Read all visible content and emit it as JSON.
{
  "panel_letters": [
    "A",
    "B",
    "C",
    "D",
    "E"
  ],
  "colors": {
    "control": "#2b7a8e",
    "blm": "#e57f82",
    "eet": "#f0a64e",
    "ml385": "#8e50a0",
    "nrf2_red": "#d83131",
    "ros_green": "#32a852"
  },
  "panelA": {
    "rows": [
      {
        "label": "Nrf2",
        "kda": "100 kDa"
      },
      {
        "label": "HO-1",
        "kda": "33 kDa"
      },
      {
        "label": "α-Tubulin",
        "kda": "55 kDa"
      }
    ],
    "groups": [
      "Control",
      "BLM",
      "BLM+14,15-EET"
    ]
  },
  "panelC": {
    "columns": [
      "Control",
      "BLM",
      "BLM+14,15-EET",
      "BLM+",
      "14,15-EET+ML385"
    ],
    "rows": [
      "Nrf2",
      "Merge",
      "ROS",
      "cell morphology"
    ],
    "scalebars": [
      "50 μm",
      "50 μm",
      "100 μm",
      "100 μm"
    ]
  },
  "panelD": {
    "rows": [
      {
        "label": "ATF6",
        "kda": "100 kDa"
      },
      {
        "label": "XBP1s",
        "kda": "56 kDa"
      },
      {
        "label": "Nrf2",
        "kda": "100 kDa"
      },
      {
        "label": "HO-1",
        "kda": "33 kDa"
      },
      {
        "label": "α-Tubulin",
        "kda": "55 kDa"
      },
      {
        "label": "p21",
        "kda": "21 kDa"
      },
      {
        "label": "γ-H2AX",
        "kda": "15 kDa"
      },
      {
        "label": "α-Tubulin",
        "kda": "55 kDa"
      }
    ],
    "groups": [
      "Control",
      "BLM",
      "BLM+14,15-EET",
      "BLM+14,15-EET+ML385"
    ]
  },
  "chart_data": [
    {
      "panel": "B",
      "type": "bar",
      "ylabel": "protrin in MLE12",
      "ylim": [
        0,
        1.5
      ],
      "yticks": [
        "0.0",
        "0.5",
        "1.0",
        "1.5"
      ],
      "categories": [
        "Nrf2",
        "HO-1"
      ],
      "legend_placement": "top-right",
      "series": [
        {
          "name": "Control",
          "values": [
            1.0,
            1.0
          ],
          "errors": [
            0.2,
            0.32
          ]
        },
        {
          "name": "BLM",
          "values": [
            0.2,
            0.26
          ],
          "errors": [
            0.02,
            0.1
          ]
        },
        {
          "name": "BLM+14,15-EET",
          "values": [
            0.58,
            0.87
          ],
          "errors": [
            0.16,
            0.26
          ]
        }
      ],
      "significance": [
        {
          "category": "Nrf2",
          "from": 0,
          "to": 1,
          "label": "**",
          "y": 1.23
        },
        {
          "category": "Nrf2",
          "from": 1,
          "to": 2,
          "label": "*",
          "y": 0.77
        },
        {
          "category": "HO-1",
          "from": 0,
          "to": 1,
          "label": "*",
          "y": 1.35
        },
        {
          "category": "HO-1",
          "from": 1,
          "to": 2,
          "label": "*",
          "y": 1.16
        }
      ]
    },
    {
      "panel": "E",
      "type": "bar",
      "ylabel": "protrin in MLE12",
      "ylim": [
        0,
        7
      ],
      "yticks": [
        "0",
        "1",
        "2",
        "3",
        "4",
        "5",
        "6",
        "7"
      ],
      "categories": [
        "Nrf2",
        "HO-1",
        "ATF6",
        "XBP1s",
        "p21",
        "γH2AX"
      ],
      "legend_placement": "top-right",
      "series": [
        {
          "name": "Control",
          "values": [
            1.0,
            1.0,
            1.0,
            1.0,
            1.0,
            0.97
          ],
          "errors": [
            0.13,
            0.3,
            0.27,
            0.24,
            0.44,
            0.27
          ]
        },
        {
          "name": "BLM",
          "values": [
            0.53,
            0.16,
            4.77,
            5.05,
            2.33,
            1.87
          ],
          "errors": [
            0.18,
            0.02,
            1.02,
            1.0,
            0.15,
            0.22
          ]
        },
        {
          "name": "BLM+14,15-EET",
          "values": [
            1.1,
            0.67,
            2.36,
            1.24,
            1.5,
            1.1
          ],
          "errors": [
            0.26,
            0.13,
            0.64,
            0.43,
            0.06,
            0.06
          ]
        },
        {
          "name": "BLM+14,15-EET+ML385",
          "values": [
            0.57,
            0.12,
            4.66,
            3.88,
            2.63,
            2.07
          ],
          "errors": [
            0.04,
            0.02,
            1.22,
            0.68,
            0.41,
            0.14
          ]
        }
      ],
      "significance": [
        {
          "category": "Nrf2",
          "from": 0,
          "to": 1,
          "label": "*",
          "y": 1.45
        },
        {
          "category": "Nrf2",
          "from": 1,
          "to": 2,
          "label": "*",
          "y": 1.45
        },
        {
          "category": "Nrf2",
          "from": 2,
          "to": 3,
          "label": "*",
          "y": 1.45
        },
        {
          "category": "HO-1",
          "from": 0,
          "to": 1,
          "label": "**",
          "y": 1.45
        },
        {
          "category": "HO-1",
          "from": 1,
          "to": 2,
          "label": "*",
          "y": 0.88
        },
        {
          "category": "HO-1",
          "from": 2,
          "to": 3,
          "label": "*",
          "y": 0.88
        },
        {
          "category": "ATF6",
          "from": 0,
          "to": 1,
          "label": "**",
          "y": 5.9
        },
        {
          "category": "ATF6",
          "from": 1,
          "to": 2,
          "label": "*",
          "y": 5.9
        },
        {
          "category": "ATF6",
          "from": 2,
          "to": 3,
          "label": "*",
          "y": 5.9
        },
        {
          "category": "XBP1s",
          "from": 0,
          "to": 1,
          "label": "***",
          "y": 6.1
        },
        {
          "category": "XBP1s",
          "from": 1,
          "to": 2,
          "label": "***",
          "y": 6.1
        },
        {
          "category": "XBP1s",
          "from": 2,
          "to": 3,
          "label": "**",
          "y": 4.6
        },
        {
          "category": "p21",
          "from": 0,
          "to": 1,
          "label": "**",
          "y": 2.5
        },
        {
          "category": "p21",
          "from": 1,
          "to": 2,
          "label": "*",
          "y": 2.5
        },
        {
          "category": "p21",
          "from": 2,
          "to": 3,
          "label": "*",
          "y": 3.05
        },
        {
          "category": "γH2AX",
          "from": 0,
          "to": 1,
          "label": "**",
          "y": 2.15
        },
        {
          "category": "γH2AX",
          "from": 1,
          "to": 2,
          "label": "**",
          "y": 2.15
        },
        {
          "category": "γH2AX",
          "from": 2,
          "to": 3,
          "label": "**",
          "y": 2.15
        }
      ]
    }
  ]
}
───
**What you will do**
Every entry should be output exactly as written, please.

**Solution to the exercise**
Read all visible content and emit it as JSON.
{
  "panel_letters": [
    "A",
    "B",
    "C",
    "D",
    "E"
  ],
  "colors": {
    "control": "#2b7a8e",
    "blm": "#e57f82",
    "eet": "#f0a64e",
    "ml385": "#8e50a0",
    "nrf2_red": "#d83131",
    "ros_green": "#32a852"
  },
  "panelA": {
    "rows": [
      {
        "label": "Nrf2",
        "kda": "100 kDa"
      },
      {
        "label": "HO-1",
        "kda": "33 kDa"
      },
      {
        "label": "α-Tubulin",
        "kda": "55 kDa"
      }
    ],
    "groups": [
      "Control",
      "BLM",
      "BLM+14,15-EET"
    ]
  },
  "panelC": {
    "columns": [
      "Control",
      "BLM",
      "BLM+14,15-EET",
      "BLM+",
      "14,15-EET+ML385"
    ],
    "rows": [
      "Nrf2",
      "Merge",
      "ROS",
      "cell morphology"
    ],
    "scalebars": [
      "50 μm",
      "50 μm",
      "100 μm",
      "100 μm"
    ]
  },
  "panelD": {
    "rows": [
      {
        "label": "ATF6",
        "kda": "100 kDa"
      },
      {
        "label": "XBP1s",
        "kda": "56 kDa"
      },
      {
        "label": "Nrf2",
        "kda": "100 kDa"
      },
      {
        "label": "HO-1",
        "kda": "33 kDa"
      },
      {
        "label": "α-Tubulin",
        "kda": "55 kDa"
      },
      {
        "label": "p21",
        "kda": "21 kDa"
      },
      {
        "label": "γ-H2AX",
        "kda": "15 kDa"
      },
      {
        "label": "α-Tubulin",
        "kda": "55 kDa"
      }
    ],
    "groups": [
      "Control",
      "BLM",
      "BLM+14,15-EET",
      "BLM+14,15-EET+ML385"
    ]
  },
  "chart_data": [
    {
      "panel": "B",
      "type": "bar",
      "ylabel": "protrin in MLE12",
      "ylim": [
        0,
        1.5
      ],
      "yticks": [
        "0.0",
        "0.5",
        "1.0",
        "1.5"
      ],
      "categories": [
        "Nrf2",
        "HO-1"
      ],
      "legend_placement": "top-right",
      "series": [
        {
          "name": "Control",
          "values": [
            1.0,
            1.0
          ],
          "errors": [
            0.2,
            0.32
          ]
        },
        {
          "name": "BLM",
          "values": [
            0.2,
            0.26
          ],
          "errors": [
            0.02,
            0.1
          ]
        },
        {
          "name": "BLM+14,15-EET",
          "values": [
            0.58,
            0.87
          ],
          "errors": [
            0.16,
            0.26
          ]
        }
      ],
      "significance": [
        {
          "category": "Nrf2",
          "from": 0,
          "to": 1,
          "label": "**",
          "y": 1.23
        },
        {
          "category": "Nrf2",
          "from": 1,
          "to": 2,
          "label": "*",
          "y": 0.77
        },
        {
          "category": "HO-1",
          "from": 0,
          "to": 1,
          "label": "*",
          "y": 1.35
        },
        {
          "category": "HO-1",
          "from": 1,
          "to": 2,
          "label": "*",
          "y": 1.16
        }
      ]
    },
    {
      "panel": "E",
      "type": "bar",
      "ylabel": "protrin in MLE12",
      "ylim": [
        0,
        7
      ],
      "yticks": [
        "0",
        "1",
        "2",
        "3",
        "4",
        "5",
        "6",
        "7"
      ],
      "categories": [
        "Nrf2",
        "HO-1",
        "ATF6",
        "XBP1s",
        "p21",
        "γH2AX"
      ],
      "legend_placement": "top-right",
      "series": [
        {
          "name": "Control",
          "values": [
            1.0,
            1.0,
            1.0,
            1.0,
            1.0,
            0.97
          ],
          "errors": [
            0.13,
            0.3,
            0.27,
            0.24,
            0.44,
            0.27
          ]
        },
        {
          "name": "BLM",
          "values": [
            0.53,
            0.16,
            4.77,
            5.05,
            2.33,
            1.87
          ],
          "errors": [
            0.18,
            0.02,
            1.02,
            1.0,
            0.15,
            0.22
          ]
        },
        {
          "name": "BLM+14,15-EET",
          "values": [
            1.1,
            0.67,
            2.36,
            1.24,
            1.5,
            1.1
          ],
          "errors": [
            0.26,
            0.13,
            0.64,
            0.43,
            0.06,
            0.06
          ]
        },
        {
          "name": "BLM+14,15-EET+ML385",
          "values": [
            0.57,
            0.12,
            4.66,
            3.88,
            2.63,
            2.07
          ],
          "errors": [
            0.04,
            0.02,
            1.22,
            0.68,
            0.41,
            0.14
          ]
        }
      ],
      "significance": [
        {
          "category": "Nrf2",
          "from": 0,
          "to": 1,
          "label": "*",
          "y": 1.45
        },
        {
          "category": "Nrf2",
          "from": 1,
          "to": 2,
          "label": "*",
          "y": 1.45
        },
        {
          "category": "Nrf2",
          "from": 2,
          "to": 3,
          "label": "*",
          "y": 1.45
        },
        {
          "category": "HO-1",
          "from": 0,
          "to": 1,
          "label": "**",
          "y": 1.45
        },
        {
          "category": "HO-1",
          "from": 1,
          "to": 2,
          "label": "*",
          "y": 0.88
        },
        {
          "category": "HO-1",
          "from": 2,
          "to": 3,
          "label": "*",
          "y": 0.88
        },
        {
          "category": "ATF6",
          "from": 0,
          "to": 1,
          "label": "**",
          "y": 5.9
        },
        {
          "category": "ATF6",
          "from": 1,
          "to": 2,
          "label": "*",
          "y": 5.9
        },
        {
          "category": "ATF6",
          "from": 2,
          "to": 3,
          "label": "*",
          "y": 5.9
        },
        {
          "category": "XBP1s",
          "from": 0,
          "to": 1,
          "label": "***",
          "y": 6.1
        },
        {
          "category": "XBP1s",
          "from": 1,
          "to": 2,
          "label": "***",
          "y": 6.1
        },
        {
          "category": "XBP1s",
          "from": 2,
          "to": 3,
          "label": "**",
          "y": 4.6
        },
        {
          "category": "p21",
          "from": 0,
          "to": 1,
          "label": "**",
          "y": 2.5
        },
        {
          "category": "p21",
          "from": 1,
          "to": 2,
          "label": "*",
          "y": 2.5
        },
        {
          "category": "p21",
          "from": 2,
          "to": 3,
          "label": "*",
          "y": 3.05
        },
        {
          "category": "γH2AX",
          "from": 0,
          "to": 1,
          "label": "**",
          "y": 2.15
        },
        {
          "category": "γH2AX",
          "from": 1,
          "to": 2,
          "label": "**",
          "y": 2.15
        },
        {
          "category": "γH2AX",
          "from": 2,
          "to": 3,
          "label": "**",
          "y": 2.15
        }
      ]
    }
  ]
}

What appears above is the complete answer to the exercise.